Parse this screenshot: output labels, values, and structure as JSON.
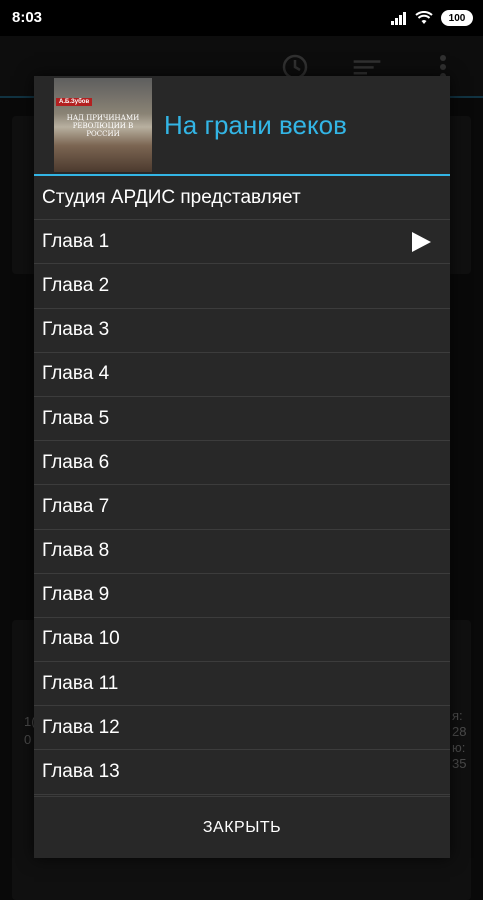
{
  "status_bar": {
    "time": "8:03",
    "battery": "100"
  },
  "background": {
    "side_text_left_1": "1(",
    "side_text_left_2": "0",
    "side_text_right_1": "я:",
    "side_text_right_2": "28",
    "side_text_right_3": "ю:",
    "side_text_right_4": "35"
  },
  "dialog": {
    "title": "На грани веков",
    "cover": {
      "author_label": "А.Б.Зубов",
      "title_text": "НАД ПРИЧИНАМИ РЕВОЛЮЦИИ В РОССИИ"
    },
    "items": [
      {
        "label": "Студия АРДИС представляет",
        "playing": false
      },
      {
        "label": "Глава 1",
        "playing": true
      },
      {
        "label": "Глава 2",
        "playing": false
      },
      {
        "label": "Глава 3",
        "playing": false
      },
      {
        "label": "Глава 4",
        "playing": false
      },
      {
        "label": "Глава 5",
        "playing": false
      },
      {
        "label": "Глава 6",
        "playing": false
      },
      {
        "label": "Глава 7",
        "playing": false
      },
      {
        "label": "Глава 8",
        "playing": false
      },
      {
        "label": "Глава 9",
        "playing": false
      },
      {
        "label": "Глава 10",
        "playing": false
      },
      {
        "label": "Глава 11",
        "playing": false
      },
      {
        "label": "Глава 12",
        "playing": false
      },
      {
        "label": "Глава 13",
        "playing": false
      }
    ],
    "close_label": "ЗАКРЫТЬ"
  },
  "colors": {
    "accent": "#33b5e5",
    "dialog_bg": "#282828",
    "divider": "#3c3c3c"
  },
  "icons": {
    "playing_indicator": "play-icon"
  }
}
****
__WHAT YOU ARE ASKED TO DO__
A faithful copy of the records above is needed, with the pictures left out.

__FINAL RESULT__
Parse this screenshot: output labels, values, and structure as JSON.
{
  "status_bar": {
    "time": "8:03",
    "battery": "100"
  },
  "background": {
    "side_text_left_1": "1(",
    "side_text_left_2": "0",
    "side_text_right_1": "я:",
    "side_text_right_2": "28",
    "side_text_right_3": "ю:",
    "side_text_right_4": "35"
  },
  "dialog": {
    "title": "На грани веков",
    "cover": {
      "author_label": "А.Б.Зубов",
      "title_text": "НАД ПРИЧИНАМИ РЕВОЛЮЦИИ В РОССИИ"
    },
    "items": [
      {
        "label": "Студия АРДИС представляет",
        "playing": false
      },
      {
        "label": "Глава 1",
        "playing": true
      },
      {
        "label": "Глава 2",
        "playing": false
      },
      {
        "label": "Глава 3",
        "playing": false
      },
      {
        "label": "Глава 4",
        "playing": false
      },
      {
        "label": "Глава 5",
        "playing": false
      },
      {
        "label": "Глава 6",
        "playing": false
      },
      {
        "label": "Глава 7",
        "playing": false
      },
      {
        "label": "Глава 8",
        "playing": false
      },
      {
        "label": "Глава 9",
        "playing": false
      },
      {
        "label": "Глава 10",
        "playing": false
      },
      {
        "label": "Глава 11",
        "playing": false
      },
      {
        "label": "Глава 12",
        "playing": false
      },
      {
        "label": "Глава 13",
        "playing": false
      }
    ],
    "close_label": "ЗАКРЫТЬ"
  },
  "colors": {
    "accent": "#33b5e5",
    "dialog_bg": "#282828",
    "divider": "#3c3c3c"
  },
  "icons": {
    "playing_indicator": "play-icon"
  }
}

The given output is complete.